> **Data to use**
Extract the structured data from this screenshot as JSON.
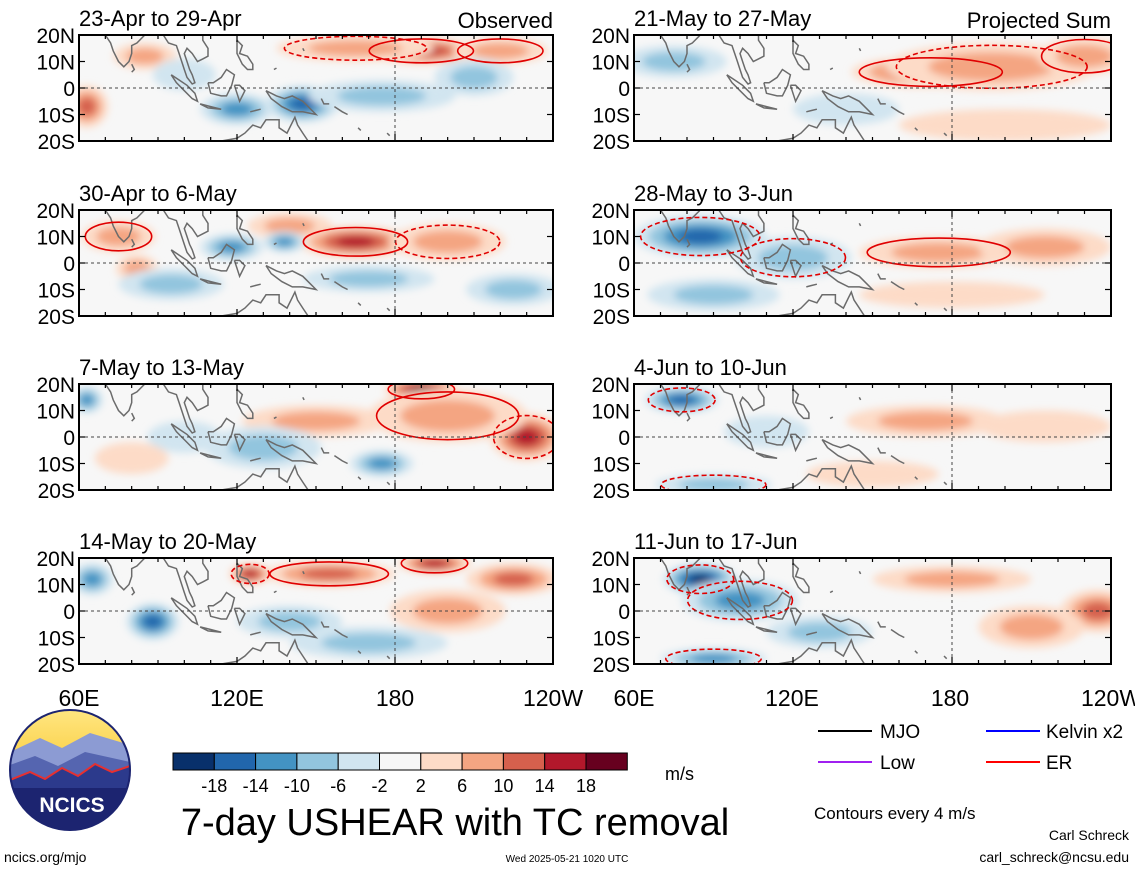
{
  "chart_data": {
    "type": "heatmap",
    "title": "7-day USHEAR with TC removal",
    "variable": "USHEAR",
    "units": "m/s",
    "colorbar": {
      "ticks": [
        "-18",
        "-14",
        "-10",
        "-6",
        "-2",
        "2",
        "6",
        "10",
        "14",
        "18"
      ],
      "colors": [
        "#08306b",
        "#2166ac",
        "#4393c3",
        "#92c5de",
        "#d1e5f0",
        "#f7f7f7",
        "#fddbc7",
        "#f4a582",
        "#d6604d",
        "#b2182b",
        "#67001f"
      ]
    },
    "lat_ticks": [
      "20N",
      "10N",
      "0",
      "10S",
      "20S"
    ],
    "lon_ticks": [
      "60E",
      "120E",
      "180",
      "120W"
    ],
    "panels": [
      {
        "title": "23-Apr to 29-Apr",
        "corner": "Observed",
        "column": "observed",
        "blobs": [
          {
            "lon": 190,
            "lat": 14,
            "rlon": 22,
            "rlat": 5,
            "v": 16
          },
          {
            "lon": 165,
            "lat": 15,
            "rlon": 30,
            "rlat": 5,
            "v": 8
          },
          {
            "lon": 220,
            "lat": 14,
            "rlon": 18,
            "rlat": 5,
            "v": 8
          },
          {
            "lon": 63,
            "lat": -7,
            "rlon": 8,
            "rlat": 8,
            "v": 12
          },
          {
            "lon": 85,
            "lat": 12,
            "rlon": 12,
            "rlat": 5,
            "v": 6
          },
          {
            "lon": 145,
            "lat": -6,
            "rlon": 14,
            "rlat": 7,
            "v": -14
          },
          {
            "lon": 120,
            "lat": -8,
            "rlon": 14,
            "rlat": 6,
            "v": -10
          },
          {
            "lon": 175,
            "lat": -3,
            "rlon": 28,
            "rlat": 6,
            "v": -8
          },
          {
            "lon": 210,
            "lat": 4,
            "rlon": 15,
            "rlat": 7,
            "v": -6
          },
          {
            "lon": 100,
            "lat": 5,
            "rlon": 12,
            "rlat": 6,
            "v": -4
          }
        ]
      },
      {
        "title": "30-Apr to 6-May",
        "corner": "",
        "column": "observed",
        "blobs": [
          {
            "lon": 165,
            "lat": 8,
            "rlon": 22,
            "rlat": 6,
            "v": 16
          },
          {
            "lon": 200,
            "lat": 8,
            "rlon": 22,
            "rlat": 7,
            "v": 8
          },
          {
            "lon": 75,
            "lat": 10,
            "rlon": 14,
            "rlat": 6,
            "v": 8
          },
          {
            "lon": 82,
            "lat": -2,
            "rlon": 8,
            "rlat": 5,
            "v": 8
          },
          {
            "lon": 140,
            "lat": 14,
            "rlon": 16,
            "rlat": 5,
            "v": 6
          },
          {
            "lon": 118,
            "lat": 6,
            "rlon": 12,
            "rlat": 5,
            "v": -12
          },
          {
            "lon": 138,
            "lat": 8,
            "rlon": 8,
            "rlat": 4,
            "v": -12
          },
          {
            "lon": 95,
            "lat": -8,
            "rlon": 20,
            "rlat": 6,
            "v": -6
          },
          {
            "lon": 170,
            "lat": -6,
            "rlon": 25,
            "rlat": 5,
            "v": -6
          },
          {
            "lon": 225,
            "lat": -10,
            "rlon": 18,
            "rlat": 6,
            "v": -6
          }
        ]
      },
      {
        "title": "7-May to 13-May",
        "corner": "",
        "column": "observed",
        "blobs": [
          {
            "lon": 190,
            "lat": 18,
            "rlon": 14,
            "rlat": 4,
            "v": 18
          },
          {
            "lon": 230,
            "lat": 0,
            "rlon": 14,
            "rlat": 9,
            "v": 16
          },
          {
            "lon": 200,
            "lat": 8,
            "rlon": 30,
            "rlat": 10,
            "v": 8
          },
          {
            "lon": 150,
            "lat": 6,
            "rlon": 28,
            "rlat": 6,
            "v": 6
          },
          {
            "lon": 63,
            "lat": 14,
            "rlon": 6,
            "rlat": 5,
            "v": -10
          },
          {
            "lon": 175,
            "lat": -10,
            "rlon": 12,
            "rlat": 5,
            "v": -12
          },
          {
            "lon": 130,
            "lat": -4,
            "rlon": 22,
            "rlat": 8,
            "v": -6
          },
          {
            "lon": 100,
            "lat": 0,
            "rlon": 14,
            "rlat": 6,
            "v": -4
          },
          {
            "lon": 80,
            "lat": -8,
            "rlon": 14,
            "rlat": 6,
            "v": 4
          }
        ]
      },
      {
        "title": "14-May to 20-May",
        "corner": "",
        "column": "observed",
        "blobs": [
          {
            "lon": 155,
            "lat": 14,
            "rlon": 25,
            "rlat": 5,
            "v": 12
          },
          {
            "lon": 125,
            "lat": 14,
            "rlon": 8,
            "rlat": 4,
            "v": 14
          },
          {
            "lon": 195,
            "lat": 18,
            "rlon": 14,
            "rlat": 4,
            "v": 16
          },
          {
            "lon": 225,
            "lat": 12,
            "rlon": 18,
            "rlat": 6,
            "v": 10
          },
          {
            "lon": 200,
            "lat": 0,
            "rlon": 22,
            "rlat": 8,
            "v": 8
          },
          {
            "lon": 65,
            "lat": 12,
            "rlon": 8,
            "rlat": 6,
            "v": -10
          },
          {
            "lon": 88,
            "lat": -4,
            "rlon": 10,
            "rlat": 7,
            "v": -14
          },
          {
            "lon": 140,
            "lat": -4,
            "rlon": 20,
            "rlat": 6,
            "v": -6
          },
          {
            "lon": 170,
            "lat": -12,
            "rlon": 30,
            "rlat": 6,
            "v": -6
          }
        ]
      },
      {
        "title": "21-May to 27-May",
        "corner": "Projected Sum",
        "column": "projected",
        "blobs": [
          {
            "lon": 172,
            "lat": 6,
            "rlon": 30,
            "rlat": 6,
            "v": 16
          },
          {
            "lon": 195,
            "lat": 8,
            "rlon": 40,
            "rlat": 9,
            "v": 8
          },
          {
            "lon": 230,
            "lat": 12,
            "rlon": 18,
            "rlat": 7,
            "v": 8
          },
          {
            "lon": 75,
            "lat": 10,
            "rlon": 20,
            "rlat": 6,
            "v": -6
          },
          {
            "lon": 140,
            "lat": -8,
            "rlon": 20,
            "rlat": 6,
            "v": -2
          },
          {
            "lon": 200,
            "lat": -14,
            "rlon": 40,
            "rlat": 6,
            "v": 4
          }
        ]
      },
      {
        "title": "28-May to 3-Jun",
        "corner": "",
        "column": "projected",
        "blobs": [
          {
            "lon": 85,
            "lat": 10,
            "rlon": 25,
            "rlat": 8,
            "v": -14
          },
          {
            "lon": 120,
            "lat": 2,
            "rlon": 22,
            "rlat": 8,
            "v": -8
          },
          {
            "lon": 90,
            "lat": -12,
            "rlon": 25,
            "rlat": 6,
            "v": -6
          },
          {
            "lon": 175,
            "lat": 4,
            "rlon": 30,
            "rlat": 6,
            "v": 8
          },
          {
            "lon": 215,
            "lat": 6,
            "rlon": 25,
            "rlat": 7,
            "v": 6
          },
          {
            "lon": 180,
            "lat": -12,
            "rlon": 35,
            "rlat": 5,
            "v": 4
          }
        ]
      },
      {
        "title": "4-Jun to 10-Jun",
        "corner": "",
        "column": "projected",
        "blobs": [
          {
            "lon": 78,
            "lat": 14,
            "rlon": 14,
            "rlat": 5,
            "v": -14
          },
          {
            "lon": 90,
            "lat": -18,
            "rlon": 22,
            "rlat": 4,
            "v": -8
          },
          {
            "lon": 110,
            "lat": 2,
            "rlon": 16,
            "rlat": 6,
            "v": -4
          },
          {
            "lon": 170,
            "lat": 6,
            "rlon": 30,
            "rlat": 6,
            "v": 6
          },
          {
            "lon": 215,
            "lat": 4,
            "rlon": 25,
            "rlat": 6,
            "v": 4
          },
          {
            "lon": 150,
            "lat": -14,
            "rlon": 25,
            "rlat": 5,
            "v": 4
          }
        ]
      },
      {
        "title": "11-Jun to 17-Jun",
        "corner": "",
        "column": "projected",
        "blobs": [
          {
            "lon": 85,
            "lat": 12,
            "rlon": 14,
            "rlat": 6,
            "v": -18
          },
          {
            "lon": 100,
            "lat": 4,
            "rlon": 22,
            "rlat": 8,
            "v": -10
          },
          {
            "lon": 90,
            "lat": -18,
            "rlon": 20,
            "rlat": 4,
            "v": -10
          },
          {
            "lon": 130,
            "lat": -8,
            "rlon": 20,
            "rlat": 6,
            "v": -6
          },
          {
            "lon": 180,
            "lat": 12,
            "rlon": 30,
            "rlat": 5,
            "v": 6
          },
          {
            "lon": 235,
            "lat": 0,
            "rlon": 14,
            "rlat": 8,
            "v": 12
          },
          {
            "lon": 210,
            "lat": -6,
            "rlon": 20,
            "rlat": 8,
            "v": 6
          }
        ]
      }
    ]
  },
  "units_label": "m/s",
  "main_title": "7-day USHEAR with TC removal",
  "legend": {
    "items": [
      {
        "label": "MJO",
        "color": "#000000"
      },
      {
        "label": "Kelvin x2",
        "color": "#0000ff"
      },
      {
        "label": "Low",
        "color": "#a020f0"
      },
      {
        "label": "ER",
        "color": "#ff0000"
      }
    ],
    "contour_note": "Contours every 4 m/s"
  },
  "logo_text": "NCICS",
  "footer": {
    "left": "ncics.org/mjo",
    "center": "Wed 2025-05-21 1020 UTC",
    "right_name": "Carl Schreck",
    "right_email": "carl_schreck@ncsu.edu"
  }
}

> **Written problem**
Pull out each line holding the string "USHEAR".

> **Task output**
    "title": "7-day USHEAR with TC removal",
    "variable": "USHEAR",
  "main_title": "7-day USHEAR with TC removal",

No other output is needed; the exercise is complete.